* start EXCERPTED DATA *

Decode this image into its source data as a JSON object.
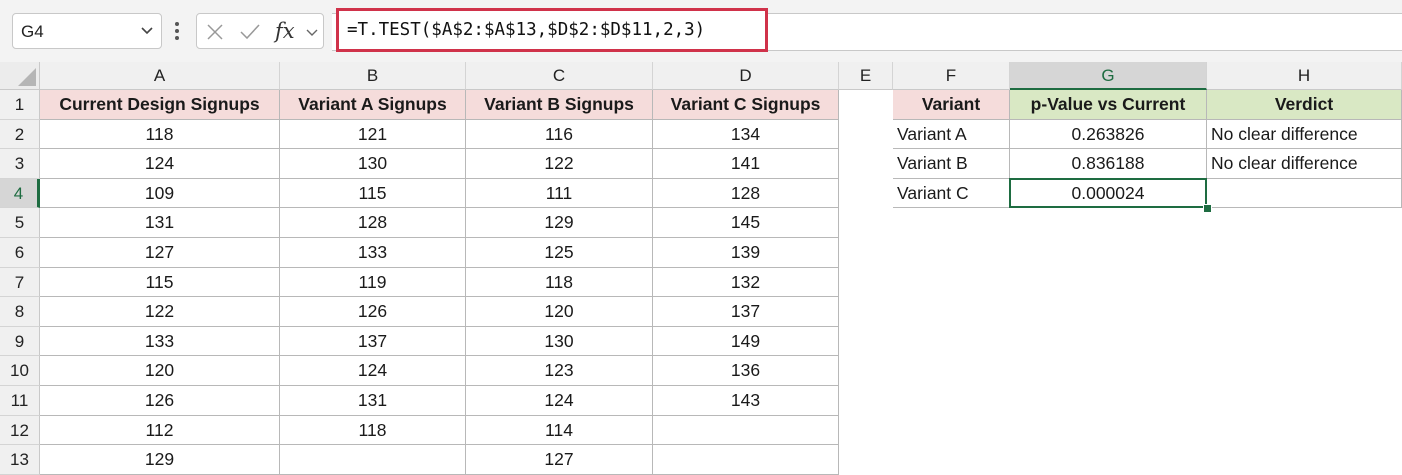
{
  "formula_bar": {
    "name_box": "G4",
    "fx_label": "fx",
    "formula": "=T.TEST($A$2:$A$13,$D$2:$D$11,2,3)"
  },
  "columns": [
    "A",
    "B",
    "C",
    "D",
    "E",
    "F",
    "G",
    "H"
  ],
  "rows": [
    "1",
    "2",
    "3",
    "4",
    "5",
    "6",
    "7",
    "8",
    "9",
    "10",
    "11",
    "12",
    "13"
  ],
  "active_cell": {
    "column": "G",
    "row": "4"
  },
  "left_table": {
    "headers": [
      "Current Design Signups",
      "Variant A Signups",
      "Variant B Signups",
      "Variant C Signups"
    ],
    "rows": [
      [
        "118",
        "121",
        "116",
        "134"
      ],
      [
        "124",
        "130",
        "122",
        "141"
      ],
      [
        "109",
        "115",
        "111",
        "128"
      ],
      [
        "131",
        "128",
        "129",
        "145"
      ],
      [
        "127",
        "133",
        "125",
        "139"
      ],
      [
        "115",
        "119",
        "118",
        "132"
      ],
      [
        "122",
        "126",
        "120",
        "137"
      ],
      [
        "133",
        "137",
        "130",
        "149"
      ],
      [
        "120",
        "124",
        "123",
        "136"
      ],
      [
        "126",
        "131",
        "124",
        "143"
      ],
      [
        "112",
        "118",
        "114",
        ""
      ],
      [
        "129",
        "",
        "127",
        ""
      ]
    ]
  },
  "right_table": {
    "headers": [
      "Variant",
      "p-Value vs Current",
      "Verdict"
    ],
    "rows": [
      [
        "Variant A",
        "0.263826",
        "No clear difference"
      ],
      [
        "Variant B",
        "0.836188",
        "No clear difference"
      ],
      [
        "Variant C",
        "0.000024",
        ""
      ]
    ]
  },
  "colors": {
    "accent_green": "#1e6c41",
    "highlight_red": "#d0324a",
    "header_pink": "#f5dcdb",
    "header_green": "#d9e8c4"
  }
}
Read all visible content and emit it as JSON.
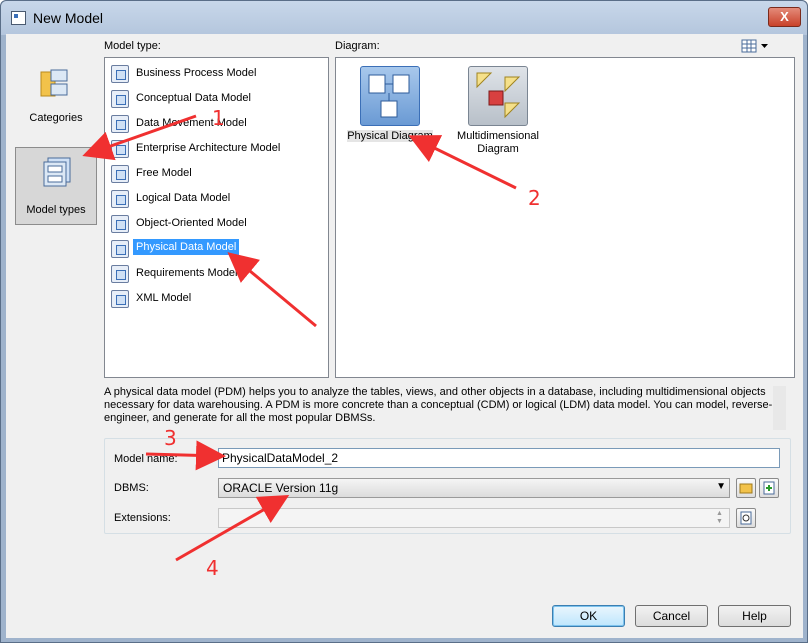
{
  "window": {
    "title": "New Model",
    "close_label": "X"
  },
  "left_panel": {
    "items": [
      {
        "label": "Categories",
        "icon": "folder-icon",
        "selected": false
      },
      {
        "label": "Model types",
        "icon": "model-types-icon",
        "selected": true
      }
    ]
  },
  "model_type": {
    "label": "Model type:",
    "items": [
      {
        "label": "Business Process Model"
      },
      {
        "label": "Conceptual Data Model"
      },
      {
        "label": "Data Movement Model"
      },
      {
        "label": "Enterprise Architecture Model"
      },
      {
        "label": "Free Model"
      },
      {
        "label": "Logical Data Model"
      },
      {
        "label": "Object-Oriented Model"
      },
      {
        "label": "Physical Data Model",
        "selected": true
      },
      {
        "label": "Requirements Model"
      },
      {
        "label": "XML Model"
      }
    ]
  },
  "diagram": {
    "label": "Diagram:",
    "items": [
      {
        "label": "Physical Diagram",
        "selected": true
      },
      {
        "label": "Multidimensional Diagram",
        "selected": false
      }
    ]
  },
  "description": "A physical data model (PDM) helps you to analyze the tables, views, and other objects in a database, including multidimensional objects necessary for data warehousing. A PDM is more concrete than a conceptual (CDM) or logical (LDM) data model. You can model, reverse-engineer, and generate for all the most popular DBMSs.",
  "form": {
    "model_name_label": "Model name:",
    "model_name_value": "PhysicalDataModel_2",
    "dbms_label": "DBMS:",
    "dbms_value": "ORACLE Version 11g",
    "extensions_label": "Extensions:",
    "extensions_value": ""
  },
  "buttons": {
    "ok": "OK",
    "cancel": "Cancel",
    "help": "Help"
  },
  "annotations": [
    "1",
    "2",
    "3",
    "4"
  ],
  "colors": {
    "annotation": "#f03030",
    "selection": "#3399ff"
  }
}
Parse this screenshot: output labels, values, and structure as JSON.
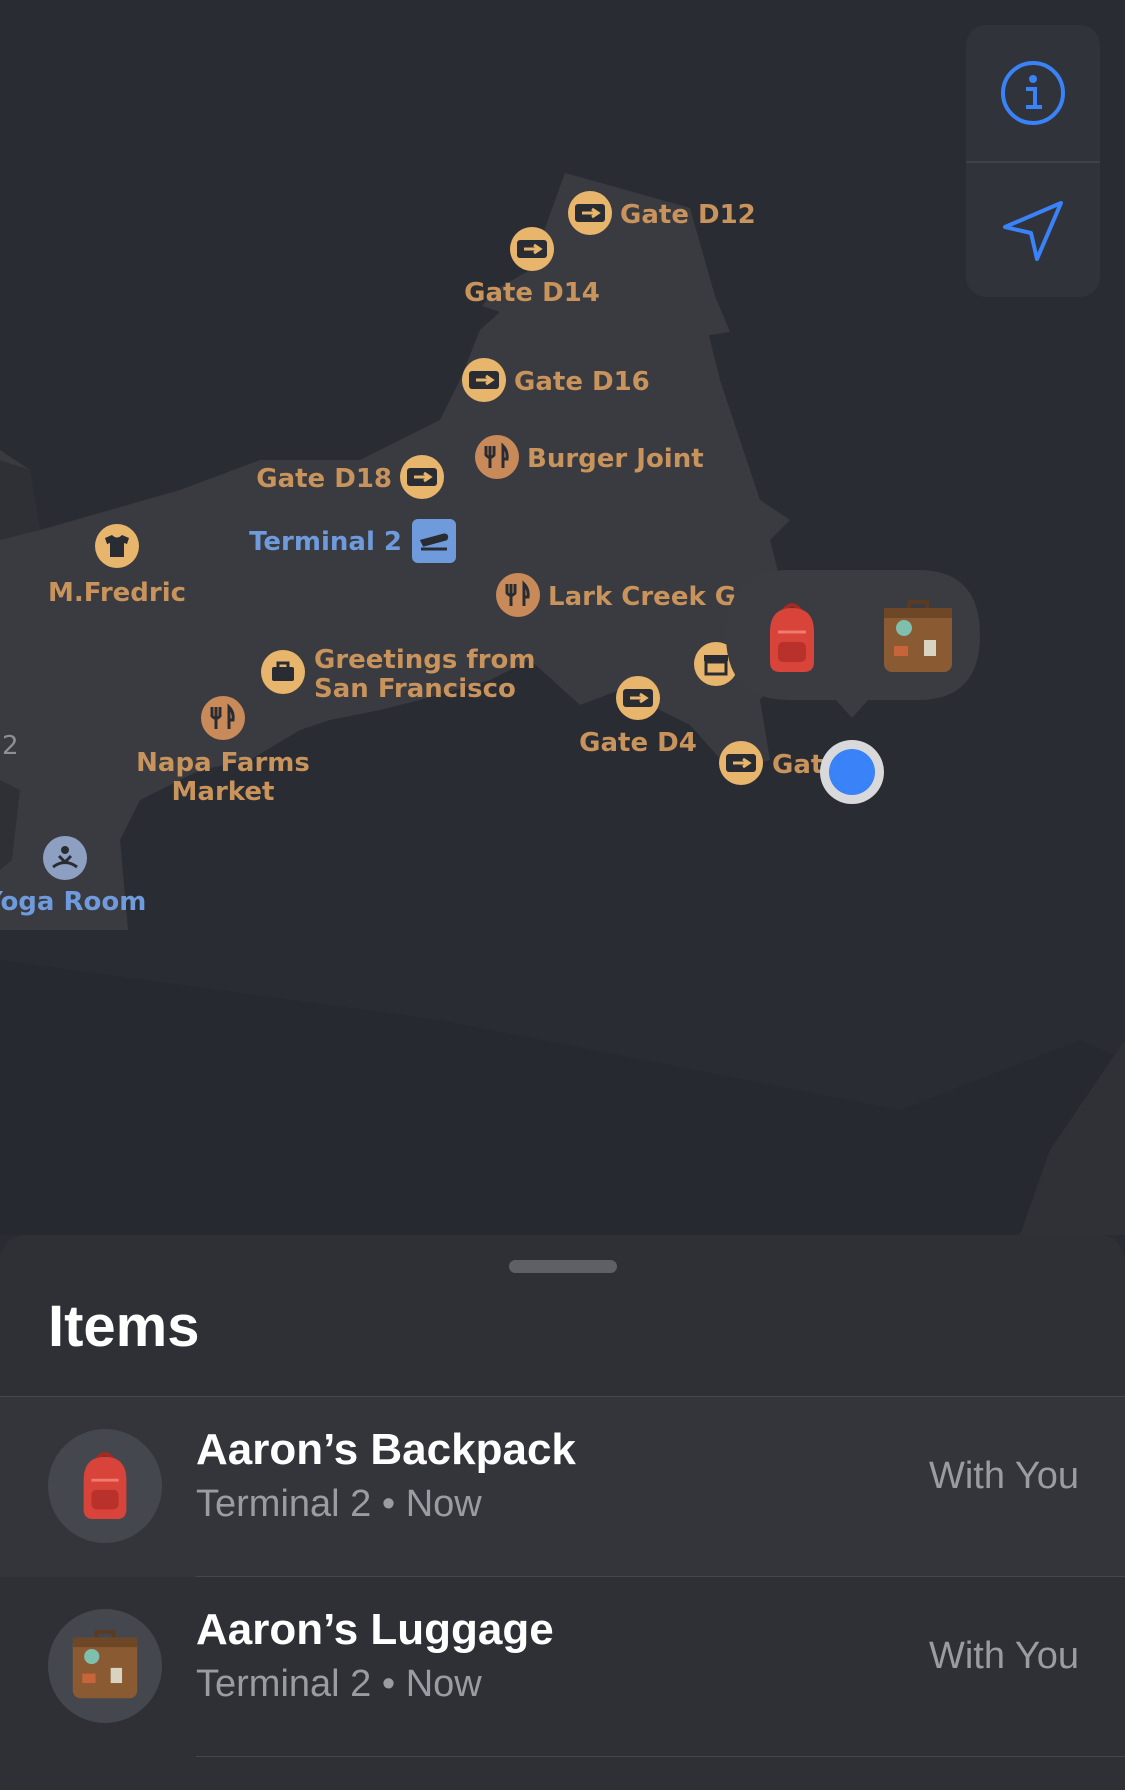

* end EXCERPTED DATA *

All the lines above are to be given again exactly as they read, with the pictures removed.

Decode this image into its source data as a JSON object.
{
  "formula_bar": {
    "name_box": "G4",
    "fx_label": "fx",
    "formula": "=T.TEST($A$2:$A$13,$D$2:$D$11,2,3)"
  },
  "columns": [
    "A",
    "B",
    "C",
    "D",
    "E",
    "F",
    "G",
    "H"
  ],
  "rows": [
    "1",
    "2",
    "3",
    "4",
    "5",
    "6",
    "7",
    "8",
    "9",
    "10",
    "11",
    "12",
    "13"
  ],
  "active_cell": {
    "column": "G",
    "row": "4"
  },
  "left_table": {
    "headers": [
      "Current Design Signups",
      "Variant A Signups",
      "Variant B Signups",
      "Variant C Signups"
    ],
    "rows": [
      [
        "118",
        "121",
        "116",
        "134"
      ],
      [
        "124",
        "130",
        "122",
        "141"
      ],
      [
        "109",
        "115",
        "111",
        "128"
      ],
      [
        "131",
        "128",
        "129",
        "145"
      ],
      [
        "127",
        "133",
        "125",
        "139"
      ],
      [
        "115",
        "119",
        "118",
        "132"
      ],
      [
        "122",
        "126",
        "120",
        "137"
      ],
      [
        "133",
        "137",
        "130",
        "149"
      ],
      [
        "120",
        "124",
        "123",
        "136"
      ],
      [
        "126",
        "131",
        "124",
        "143"
      ],
      [
        "112",
        "118",
        "114",
        ""
      ],
      [
        "129",
        "",
        "127",
        ""
      ]
    ]
  },
  "right_table": {
    "headers": [
      "Variant",
      "p-Value vs Current",
      "Verdict"
    ],
    "rows": [
      [
        "Variant A",
        "0.263826",
        "No clear difference"
      ],
      [
        "Variant B",
        "0.836188",
        "No clear difference"
      ],
      [
        "Variant C",
        "0.000024",
        ""
      ]
    ]
  },
  "colors": {
    "accent_green": "#1e6c41",
    "highlight_red": "#d0324a",
    "header_pink": "#f5dcdb",
    "header_green": "#d9e8c4"
  }
}
Read all visible content and emit it as JSON.
{
  "window": {
    "title": "New Model",
    "close_label": "X"
  },
  "left_panel": {
    "items": [
      {
        "label": "Categories",
        "icon": "folder-icon",
        "selected": false
      },
      {
        "label": "Model types",
        "icon": "model-types-icon",
        "selected": true
      }
    ]
  },
  "model_type": {
    "label": "Model type:",
    "items": [
      {
        "label": "Business Process Model"
      },
      {
        "label": "Conceptual Data Model"
      },
      {
        "label": "Data Movement Model"
      },
      {
        "label": "Enterprise Architecture Model"
      },
      {
        "label": "Free Model"
      },
      {
        "label": "Logical Data Model"
      },
      {
        "label": "Object-Oriented Model"
      },
      {
        "label": "Physical Data Model",
        "selected": true
      },
      {
        "label": "Requirements Model"
      },
      {
        "label": "XML Model"
      }
    ]
  },
  "diagram": {
    "label": "Diagram:",
    "items": [
      {
        "label": "Physical Diagram",
        "selected": true
      },
      {
        "label": "Multidimensional Diagram",
        "selected": false
      }
    ]
  },
  "description": "A physical data model (PDM) helps you to analyze the tables, views, and other objects in a database, including multidimensional objects necessary for data warehousing. A PDM is more concrete than a conceptual (CDM) or logical (LDM) data model. You can model, reverse-engineer, and generate for all the most popular DBMSs.",
  "form": {
    "model_name_label": "Model name:",
    "model_name_value": "PhysicalDataModel_2",
    "dbms_label": "DBMS:",
    "dbms_value": "ORACLE Version 11g",
    "extensions_label": "Extensions:",
    "extensions_value": ""
  },
  "buttons": {
    "ok": "OK",
    "cancel": "Cancel",
    "help": "Help"
  },
  "annotations": [
    "1",
    "2",
    "3",
    "4"
  ],
  "colors": {
    "annotation": "#f03030",
    "selection": "#3399ff"
  }
}
Parse this screenshot: output labels, values, and structure as JSON.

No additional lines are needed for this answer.